• Exercise:
Set out each line from the following listing that includes the word "Старооскольского".

• Records provided:
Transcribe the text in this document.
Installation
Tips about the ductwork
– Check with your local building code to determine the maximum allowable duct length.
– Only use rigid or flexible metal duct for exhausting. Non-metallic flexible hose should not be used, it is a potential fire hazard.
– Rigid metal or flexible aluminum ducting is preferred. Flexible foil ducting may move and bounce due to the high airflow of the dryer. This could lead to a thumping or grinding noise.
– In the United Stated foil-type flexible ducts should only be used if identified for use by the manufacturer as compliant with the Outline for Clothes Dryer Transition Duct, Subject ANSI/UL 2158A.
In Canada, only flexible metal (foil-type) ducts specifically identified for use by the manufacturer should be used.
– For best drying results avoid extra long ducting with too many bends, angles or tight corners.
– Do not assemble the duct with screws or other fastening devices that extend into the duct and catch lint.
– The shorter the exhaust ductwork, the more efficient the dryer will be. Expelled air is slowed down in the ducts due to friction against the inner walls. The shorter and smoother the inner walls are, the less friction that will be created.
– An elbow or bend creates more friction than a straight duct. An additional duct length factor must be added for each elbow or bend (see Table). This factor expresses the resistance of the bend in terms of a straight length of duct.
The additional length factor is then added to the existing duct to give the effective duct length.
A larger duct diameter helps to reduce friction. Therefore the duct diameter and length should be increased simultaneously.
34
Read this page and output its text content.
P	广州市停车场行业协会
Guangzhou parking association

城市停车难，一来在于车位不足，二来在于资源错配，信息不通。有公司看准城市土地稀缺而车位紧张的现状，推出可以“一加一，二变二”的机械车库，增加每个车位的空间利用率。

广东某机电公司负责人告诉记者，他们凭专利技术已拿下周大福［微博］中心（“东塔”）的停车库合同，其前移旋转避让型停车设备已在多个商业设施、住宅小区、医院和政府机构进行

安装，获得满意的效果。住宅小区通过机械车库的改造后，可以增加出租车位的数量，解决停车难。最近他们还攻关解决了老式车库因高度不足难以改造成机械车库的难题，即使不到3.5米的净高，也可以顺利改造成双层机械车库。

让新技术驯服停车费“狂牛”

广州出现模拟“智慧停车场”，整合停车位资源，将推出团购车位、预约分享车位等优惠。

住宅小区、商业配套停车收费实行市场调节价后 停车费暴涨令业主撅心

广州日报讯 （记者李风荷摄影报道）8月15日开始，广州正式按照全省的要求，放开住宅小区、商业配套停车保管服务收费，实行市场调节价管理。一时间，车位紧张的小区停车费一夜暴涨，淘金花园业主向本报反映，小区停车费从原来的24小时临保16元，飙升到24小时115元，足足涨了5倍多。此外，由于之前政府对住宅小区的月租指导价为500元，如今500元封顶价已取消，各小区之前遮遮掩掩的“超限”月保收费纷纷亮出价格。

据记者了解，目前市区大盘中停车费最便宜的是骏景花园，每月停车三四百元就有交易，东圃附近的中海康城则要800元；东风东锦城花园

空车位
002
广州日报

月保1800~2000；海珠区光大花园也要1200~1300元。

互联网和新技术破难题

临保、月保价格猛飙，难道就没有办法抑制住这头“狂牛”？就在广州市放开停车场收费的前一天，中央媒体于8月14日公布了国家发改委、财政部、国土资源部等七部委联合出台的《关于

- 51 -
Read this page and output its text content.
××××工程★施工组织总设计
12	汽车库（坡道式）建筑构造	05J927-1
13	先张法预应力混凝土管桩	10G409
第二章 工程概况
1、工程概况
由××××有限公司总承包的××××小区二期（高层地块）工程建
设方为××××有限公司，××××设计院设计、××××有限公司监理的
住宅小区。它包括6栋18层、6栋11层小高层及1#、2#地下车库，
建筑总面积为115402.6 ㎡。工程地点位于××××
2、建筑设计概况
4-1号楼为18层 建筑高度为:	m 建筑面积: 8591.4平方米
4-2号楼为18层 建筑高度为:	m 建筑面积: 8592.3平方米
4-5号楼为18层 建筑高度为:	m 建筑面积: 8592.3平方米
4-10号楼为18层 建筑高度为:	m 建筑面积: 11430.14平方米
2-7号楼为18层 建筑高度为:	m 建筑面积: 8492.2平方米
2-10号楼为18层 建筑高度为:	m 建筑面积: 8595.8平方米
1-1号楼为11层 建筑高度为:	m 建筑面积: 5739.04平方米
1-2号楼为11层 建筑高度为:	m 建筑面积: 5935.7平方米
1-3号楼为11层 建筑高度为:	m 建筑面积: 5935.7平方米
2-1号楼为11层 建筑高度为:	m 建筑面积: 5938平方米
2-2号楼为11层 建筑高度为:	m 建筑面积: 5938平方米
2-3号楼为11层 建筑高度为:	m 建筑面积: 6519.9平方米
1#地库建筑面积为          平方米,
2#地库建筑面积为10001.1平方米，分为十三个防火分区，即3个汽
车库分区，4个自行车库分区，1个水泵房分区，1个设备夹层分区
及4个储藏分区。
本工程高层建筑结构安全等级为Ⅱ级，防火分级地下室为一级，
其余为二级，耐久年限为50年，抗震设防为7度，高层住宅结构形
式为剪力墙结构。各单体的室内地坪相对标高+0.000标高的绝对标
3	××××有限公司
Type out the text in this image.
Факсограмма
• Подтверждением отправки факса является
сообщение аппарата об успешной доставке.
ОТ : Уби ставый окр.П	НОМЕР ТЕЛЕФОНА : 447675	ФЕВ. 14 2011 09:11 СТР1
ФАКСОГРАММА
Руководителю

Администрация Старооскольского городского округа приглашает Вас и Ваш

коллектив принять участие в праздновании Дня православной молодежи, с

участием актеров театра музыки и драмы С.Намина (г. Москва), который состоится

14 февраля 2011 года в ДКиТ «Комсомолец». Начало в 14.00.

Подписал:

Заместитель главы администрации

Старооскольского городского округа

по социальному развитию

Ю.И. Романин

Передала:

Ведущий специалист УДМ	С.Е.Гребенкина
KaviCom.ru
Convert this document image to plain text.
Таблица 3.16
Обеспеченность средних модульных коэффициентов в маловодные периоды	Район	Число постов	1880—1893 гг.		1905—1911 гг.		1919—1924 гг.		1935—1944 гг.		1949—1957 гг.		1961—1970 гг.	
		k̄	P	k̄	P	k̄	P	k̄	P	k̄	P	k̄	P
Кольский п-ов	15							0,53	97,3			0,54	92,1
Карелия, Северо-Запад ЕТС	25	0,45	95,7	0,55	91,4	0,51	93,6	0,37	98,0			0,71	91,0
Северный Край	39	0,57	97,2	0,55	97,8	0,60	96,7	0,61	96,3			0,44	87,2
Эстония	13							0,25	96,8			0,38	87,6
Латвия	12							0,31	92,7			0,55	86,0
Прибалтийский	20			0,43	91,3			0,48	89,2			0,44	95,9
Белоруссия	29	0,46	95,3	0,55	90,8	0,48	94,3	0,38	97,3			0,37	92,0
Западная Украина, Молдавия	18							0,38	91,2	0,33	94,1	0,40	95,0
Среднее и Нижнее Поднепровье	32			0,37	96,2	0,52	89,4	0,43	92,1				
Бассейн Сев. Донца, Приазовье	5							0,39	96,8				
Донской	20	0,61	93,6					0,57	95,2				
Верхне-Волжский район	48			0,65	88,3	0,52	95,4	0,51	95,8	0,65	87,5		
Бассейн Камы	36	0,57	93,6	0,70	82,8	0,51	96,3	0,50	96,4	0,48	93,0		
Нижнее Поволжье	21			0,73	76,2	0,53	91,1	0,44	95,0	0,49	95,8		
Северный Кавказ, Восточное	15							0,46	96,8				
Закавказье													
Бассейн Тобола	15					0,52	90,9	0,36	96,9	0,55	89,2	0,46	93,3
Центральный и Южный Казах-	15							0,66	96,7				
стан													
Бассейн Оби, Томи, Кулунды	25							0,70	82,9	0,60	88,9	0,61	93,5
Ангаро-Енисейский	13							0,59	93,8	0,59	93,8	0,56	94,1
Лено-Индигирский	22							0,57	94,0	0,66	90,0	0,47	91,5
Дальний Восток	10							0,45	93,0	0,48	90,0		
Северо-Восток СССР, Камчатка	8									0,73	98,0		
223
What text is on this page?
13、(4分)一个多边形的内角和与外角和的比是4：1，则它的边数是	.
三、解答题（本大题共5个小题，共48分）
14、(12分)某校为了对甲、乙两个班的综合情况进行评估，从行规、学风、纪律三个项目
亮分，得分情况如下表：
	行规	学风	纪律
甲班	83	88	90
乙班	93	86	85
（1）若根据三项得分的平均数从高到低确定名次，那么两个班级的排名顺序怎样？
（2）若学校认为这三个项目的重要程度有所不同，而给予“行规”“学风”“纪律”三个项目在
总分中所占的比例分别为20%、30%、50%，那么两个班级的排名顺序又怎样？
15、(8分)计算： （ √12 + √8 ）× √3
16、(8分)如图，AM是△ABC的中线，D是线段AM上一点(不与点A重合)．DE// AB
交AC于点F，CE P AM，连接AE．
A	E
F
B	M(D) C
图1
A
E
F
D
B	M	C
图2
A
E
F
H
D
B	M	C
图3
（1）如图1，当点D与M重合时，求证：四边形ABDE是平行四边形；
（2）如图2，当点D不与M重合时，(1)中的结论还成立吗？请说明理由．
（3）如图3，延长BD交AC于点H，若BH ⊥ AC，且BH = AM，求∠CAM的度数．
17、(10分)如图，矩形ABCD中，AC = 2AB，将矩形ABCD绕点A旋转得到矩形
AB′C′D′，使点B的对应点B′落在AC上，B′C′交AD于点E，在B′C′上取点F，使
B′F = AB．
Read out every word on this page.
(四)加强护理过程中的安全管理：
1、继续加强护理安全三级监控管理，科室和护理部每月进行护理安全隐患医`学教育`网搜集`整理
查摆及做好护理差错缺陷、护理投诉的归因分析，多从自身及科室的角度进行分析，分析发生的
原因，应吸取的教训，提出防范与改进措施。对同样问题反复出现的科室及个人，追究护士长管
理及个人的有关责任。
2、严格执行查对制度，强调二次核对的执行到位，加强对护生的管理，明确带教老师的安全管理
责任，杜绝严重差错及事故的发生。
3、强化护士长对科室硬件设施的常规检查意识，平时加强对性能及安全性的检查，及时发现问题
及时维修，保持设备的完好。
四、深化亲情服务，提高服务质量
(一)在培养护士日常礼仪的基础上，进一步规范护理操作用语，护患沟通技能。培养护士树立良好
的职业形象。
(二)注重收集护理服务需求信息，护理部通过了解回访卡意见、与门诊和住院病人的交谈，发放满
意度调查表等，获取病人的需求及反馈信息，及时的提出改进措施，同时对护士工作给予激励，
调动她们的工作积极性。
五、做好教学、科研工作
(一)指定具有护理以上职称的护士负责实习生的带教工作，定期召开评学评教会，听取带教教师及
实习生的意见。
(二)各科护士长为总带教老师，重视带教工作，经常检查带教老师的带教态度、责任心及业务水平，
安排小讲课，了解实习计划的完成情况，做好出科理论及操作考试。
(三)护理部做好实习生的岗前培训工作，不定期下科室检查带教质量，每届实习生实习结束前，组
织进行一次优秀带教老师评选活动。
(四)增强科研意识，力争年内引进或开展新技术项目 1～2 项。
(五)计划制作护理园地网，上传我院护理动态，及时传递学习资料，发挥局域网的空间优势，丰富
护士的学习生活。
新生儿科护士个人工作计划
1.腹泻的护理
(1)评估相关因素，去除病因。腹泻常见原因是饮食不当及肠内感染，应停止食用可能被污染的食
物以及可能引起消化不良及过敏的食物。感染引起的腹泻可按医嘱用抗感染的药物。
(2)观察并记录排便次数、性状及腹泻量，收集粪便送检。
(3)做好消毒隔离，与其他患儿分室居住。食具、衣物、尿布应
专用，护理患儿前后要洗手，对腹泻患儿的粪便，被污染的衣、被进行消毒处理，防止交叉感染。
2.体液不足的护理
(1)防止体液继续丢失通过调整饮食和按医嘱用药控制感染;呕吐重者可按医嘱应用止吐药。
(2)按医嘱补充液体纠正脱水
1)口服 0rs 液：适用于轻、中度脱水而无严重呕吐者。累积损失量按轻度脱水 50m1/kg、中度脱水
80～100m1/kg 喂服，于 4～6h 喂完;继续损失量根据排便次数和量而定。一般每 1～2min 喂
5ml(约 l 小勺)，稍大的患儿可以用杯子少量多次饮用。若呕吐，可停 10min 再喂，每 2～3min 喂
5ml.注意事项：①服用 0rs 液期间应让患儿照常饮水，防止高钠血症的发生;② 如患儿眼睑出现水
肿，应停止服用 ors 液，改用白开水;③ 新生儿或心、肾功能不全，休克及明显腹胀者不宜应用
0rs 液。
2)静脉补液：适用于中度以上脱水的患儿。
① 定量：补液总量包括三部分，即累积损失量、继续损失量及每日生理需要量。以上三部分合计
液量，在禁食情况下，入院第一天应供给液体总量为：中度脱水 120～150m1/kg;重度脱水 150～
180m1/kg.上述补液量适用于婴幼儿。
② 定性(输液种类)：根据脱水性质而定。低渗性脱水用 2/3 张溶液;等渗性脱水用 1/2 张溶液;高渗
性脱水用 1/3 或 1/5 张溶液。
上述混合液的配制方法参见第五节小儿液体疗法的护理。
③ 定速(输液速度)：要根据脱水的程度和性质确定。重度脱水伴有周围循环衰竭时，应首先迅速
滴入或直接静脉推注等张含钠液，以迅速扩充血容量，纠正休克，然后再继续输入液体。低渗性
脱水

• Finished task:
Администрация Старооскольского городского округа приглашает Вас и Ваш
Старооскольского городского округа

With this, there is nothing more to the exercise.